[Dataset items]
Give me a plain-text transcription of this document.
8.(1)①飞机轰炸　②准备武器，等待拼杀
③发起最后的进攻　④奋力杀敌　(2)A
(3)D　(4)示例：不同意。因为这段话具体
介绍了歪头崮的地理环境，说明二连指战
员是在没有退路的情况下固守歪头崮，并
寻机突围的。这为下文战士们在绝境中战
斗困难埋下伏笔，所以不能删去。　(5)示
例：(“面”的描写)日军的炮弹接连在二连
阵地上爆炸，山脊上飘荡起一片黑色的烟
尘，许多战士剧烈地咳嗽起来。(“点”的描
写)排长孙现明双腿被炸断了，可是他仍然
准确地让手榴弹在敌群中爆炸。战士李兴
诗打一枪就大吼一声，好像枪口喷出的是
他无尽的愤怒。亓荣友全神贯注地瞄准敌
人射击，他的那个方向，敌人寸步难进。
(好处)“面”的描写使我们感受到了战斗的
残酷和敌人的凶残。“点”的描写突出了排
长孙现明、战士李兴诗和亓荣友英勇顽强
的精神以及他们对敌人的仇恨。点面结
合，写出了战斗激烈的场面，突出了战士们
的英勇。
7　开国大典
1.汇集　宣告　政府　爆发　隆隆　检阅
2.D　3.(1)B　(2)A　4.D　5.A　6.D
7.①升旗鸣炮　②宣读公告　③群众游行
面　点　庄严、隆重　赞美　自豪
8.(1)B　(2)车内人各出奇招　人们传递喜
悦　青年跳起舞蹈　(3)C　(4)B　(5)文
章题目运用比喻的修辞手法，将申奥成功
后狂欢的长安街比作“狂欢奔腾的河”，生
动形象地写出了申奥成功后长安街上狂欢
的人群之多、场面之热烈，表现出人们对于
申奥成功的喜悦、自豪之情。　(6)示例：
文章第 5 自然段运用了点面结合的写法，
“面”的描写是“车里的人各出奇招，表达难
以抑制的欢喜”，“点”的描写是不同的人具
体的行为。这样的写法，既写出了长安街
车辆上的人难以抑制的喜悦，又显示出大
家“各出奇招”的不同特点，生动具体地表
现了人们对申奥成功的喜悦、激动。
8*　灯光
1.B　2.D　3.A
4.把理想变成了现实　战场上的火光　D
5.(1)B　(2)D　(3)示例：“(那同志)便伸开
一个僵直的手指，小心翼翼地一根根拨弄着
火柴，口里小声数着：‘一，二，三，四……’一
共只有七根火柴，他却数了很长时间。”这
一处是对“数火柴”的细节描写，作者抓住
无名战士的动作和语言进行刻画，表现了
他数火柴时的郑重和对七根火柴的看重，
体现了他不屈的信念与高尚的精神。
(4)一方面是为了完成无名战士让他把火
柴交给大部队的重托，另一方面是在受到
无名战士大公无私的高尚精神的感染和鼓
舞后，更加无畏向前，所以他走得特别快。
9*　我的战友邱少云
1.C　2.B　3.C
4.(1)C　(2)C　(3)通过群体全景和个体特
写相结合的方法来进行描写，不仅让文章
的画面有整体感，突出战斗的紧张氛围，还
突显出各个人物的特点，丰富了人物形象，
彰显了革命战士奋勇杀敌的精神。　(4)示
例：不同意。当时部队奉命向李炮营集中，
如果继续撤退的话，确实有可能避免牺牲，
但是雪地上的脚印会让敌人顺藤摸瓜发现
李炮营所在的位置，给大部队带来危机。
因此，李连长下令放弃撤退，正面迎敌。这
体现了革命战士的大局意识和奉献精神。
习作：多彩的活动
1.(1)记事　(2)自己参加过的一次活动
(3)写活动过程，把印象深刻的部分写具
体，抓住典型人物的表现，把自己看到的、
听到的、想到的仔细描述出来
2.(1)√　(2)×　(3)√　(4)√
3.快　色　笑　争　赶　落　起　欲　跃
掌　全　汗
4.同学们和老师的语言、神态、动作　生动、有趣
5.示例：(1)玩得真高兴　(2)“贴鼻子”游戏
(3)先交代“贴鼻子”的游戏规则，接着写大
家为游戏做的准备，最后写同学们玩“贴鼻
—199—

Objective
Transcribe every entry verbatim.

Expected answer
Give me a plain-text transcription of this document.
8.(1)①飞机轰炸　②准备武器，等待拼杀
③发起最后的进攻　④奋力杀敌　(2)A
(3)D　(4)示例：不同意。因为这段话具体
介绍了歪头崮的地理环境，说明二连指战
员是在没有退路的情况下固守歪头崮，并
寻机突围的。这为下文战士们在绝境中战
斗困难埋下伏笔，所以不能删去。　(5)示
例：(“面”的描写)日军的炮弹接连在二连
阵地上爆炸，山脊上飘荡起一片黑色的烟
尘，许多战士剧烈地咳嗽起来。(“点”的描
写)排长孙现明双腿被炸断了，可是他仍然
准确地让手榴弹在敌群中爆炸。战士李兴
诗打一枪就大吼一声，好像枪口喷出的是
他无尽的愤怒。亓荣友全神贯注地瞄准敌
人射击，他的那个方向，敌人寸步难进。
(好处)“面”的描写使我们感受到了战斗的
残酷和敌人的凶残。“点”的描写突出了排
长孙现明、战士李兴诗和亓荣友英勇顽强
的精神以及他们对敌人的仇恨。点面结
合，写出了战斗激烈的场面，突出了战士们
的英勇。
7　开国大典
1.汇集　宣告　政府　爆发　隆隆　检阅
2.D　3.(1)B　(2)A　4.D　5.A　6.D
7.①升旗鸣炮　②宣读公告　③群众游行
面　点　庄严、隆重　赞美　自豪
8.(1)B　(2)车内人各出奇招　人们传递喜
悦　青年跳起舞蹈　(3)C　(4)B　(5)文
章题目运用比喻的修辞手法，将申奥成功
后狂欢的长安街比作“狂欢奔腾的河”，生
动形象地写出了申奥成功后长安街上狂欢
的人群之多、场面之热烈，表现出人们对于
申奥成功的喜悦、自豪之情。　(6)示例：
文章第 5 自然段运用了点面结合的写法，
“面”的描写是“车里的人各出奇招，表达难
以抑制的欢喜”，“点”的描写是不同的人具
体的行为。这样的写法，既写出了长安街
车辆上的人难以抑制的喜悦，又显示出大
家“各出奇招”的不同特点，生动具体地表
现了人们对申奥成功的喜悦、激动。
8*　灯光
1.B　2.D　3.A
4.把理想变成了现实　战场上的火光　D
5.(1)B　(2)D　(3)示例：“(那同志)便伸开
一个僵直的手指，小心翼翼地一根根拨弄着
火柴，口里小声数着：‘一，二，三，四……’一
共只有七根火柴，他却数了很长时间。”这
一处是对“数火柴”的细节描写，作者抓住
无名战士的动作和语言进行刻画，表现了
他数火柴时的郑重和对七根火柴的看重，
体现了他不屈的信念与高尚的精神。
(4)一方面是为了完成无名战士让他把火
柴交给大部队的重托，另一方面是在受到
无名战士大公无私的高尚精神的感染和鼓
舞后，更加无畏向前，所以他走得特别快。
9*　我的战友邱少云
1.C　2.B　3.C
4.(1)C　(2)C　(3)通过群体全景和个体特
写相结合的方法来进行描写，不仅让文章
的画面有整体感，突出战斗的紧张氛围，还
突显出各个人物的特点，丰富了人物形象，
彰显了革命战士奋勇杀敌的精神。　(4)示
例：不同意。当时部队奉命向李炮营集中，
如果继续撤退的话，确实有可能避免牺牲，
但是雪地上的脚印会让敌人顺藤摸瓜发现
李炮营所在的位置，给大部队带来危机。
因此，李连长下令放弃撤退，正面迎敌。这
体现了革命战士的大局意识和奉献精神。
习作：多彩的活动
1.(1)记事　(2)自己参加过的一次活动
(3)写活动过程，把印象深刻的部分写具
体，抓住典型人物的表现，把自己看到的、
听到的、想到的仔细描述出来
2.(1)√　(2)×　(3)√　(4)√
3.快　色　笑　争　赶　落　起　欲　跃
掌　全　汗
4.同学们和老师的语言、神态、动作　生动、有趣
5.示例：(1)玩得真高兴　(2)“贴鼻子”游戏
(3)先交代“贴鼻子”的游戏规则，接着写大
家为游戏做的准备，最后写同学们玩“贴鼻
—199—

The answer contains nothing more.